**Challenge**
Omit the images, then print each record below exactly as it reads.

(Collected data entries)

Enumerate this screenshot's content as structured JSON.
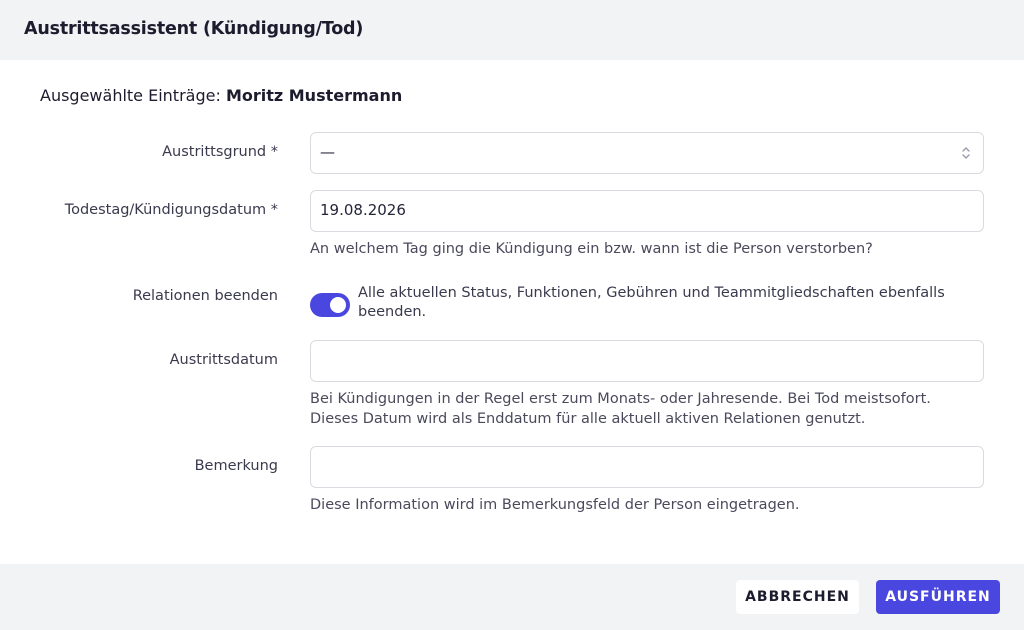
{
  "dialog": {
    "title": "Austrittsassistent (Kündigung/Tod)"
  },
  "selection": {
    "prefix": "Ausgewählte Einträge:",
    "name": "Moritz Mustermann"
  },
  "form": {
    "reason": {
      "label": "Austrittsgrund *",
      "value": "—"
    },
    "date": {
      "label": "Todestag/Kündigungsdatum *",
      "value": "19.08.2026",
      "help": "An welchem Tag ging die Kündigung ein bzw. wann ist die Person verstorben?"
    },
    "relations": {
      "label": "Relationen beenden",
      "enabled": true,
      "text": "Alle aktuellen Status, Funktionen, Gebühren und Teammitgliedschaften ebenfalls beenden."
    },
    "exit_date": {
      "label": "Austrittsdatum",
      "value": "",
      "help_line1": "Bei Kündigungen in der Regel erst zum Monats- oder Jahresende. Bei Tod meistsofort.",
      "help_line2": "Dieses Datum wird als Enddatum für alle aktuell aktiven Relationen genutzt."
    },
    "remark": {
      "label": "Bemerkung",
      "value": "",
      "help": "Diese Information wird im Bemerkungsfeld der Person eingetragen."
    }
  },
  "footer": {
    "cancel_label": "ABBRECHEN",
    "run_label": "AUSFÜHREN"
  },
  "colors": {
    "accent": "#4a47e0",
    "header_bg": "#f2f3f5",
    "border": "#d9dbe0"
  },
  "icons": {
    "select": "chevron-up-down-icon",
    "toggle": "toggle-switch"
  }
}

**Response to the exercise**
Enumerate this screenshot's content as structured JSON.
{
  "dialog": {
    "title": "Austrittsassistent (Kündigung/Tod)"
  },
  "selection": {
    "prefix": "Ausgewählte Einträge:",
    "name": "Moritz Mustermann"
  },
  "form": {
    "reason": {
      "label": "Austrittsgrund *",
      "value": "—"
    },
    "date": {
      "label": "Todestag/Kündigungsdatum *",
      "value": "19.08.2026",
      "help": "An welchem Tag ging die Kündigung ein bzw. wann ist die Person verstorben?"
    },
    "relations": {
      "label": "Relationen beenden",
      "enabled": true,
      "text": "Alle aktuellen Status, Funktionen, Gebühren und Teammitgliedschaften ebenfalls beenden."
    },
    "exit_date": {
      "label": "Austrittsdatum",
      "value": "",
      "help_line1": "Bei Kündigungen in der Regel erst zum Monats- oder Jahresende. Bei Tod meistsofort.",
      "help_line2": "Dieses Datum wird als Enddatum für alle aktuell aktiven Relationen genutzt."
    },
    "remark": {
      "label": "Bemerkung",
      "value": "",
      "help": "Diese Information wird im Bemerkungsfeld der Person eingetragen."
    }
  },
  "footer": {
    "cancel_label": "ABBRECHEN",
    "run_label": "AUSFÜHREN"
  },
  "colors": {
    "accent": "#4a47e0",
    "header_bg": "#f2f3f5",
    "border": "#d9dbe0"
  },
  "icons": {
    "select": "chevron-up-down-icon",
    "toggle": "toggle-switch"
  }
}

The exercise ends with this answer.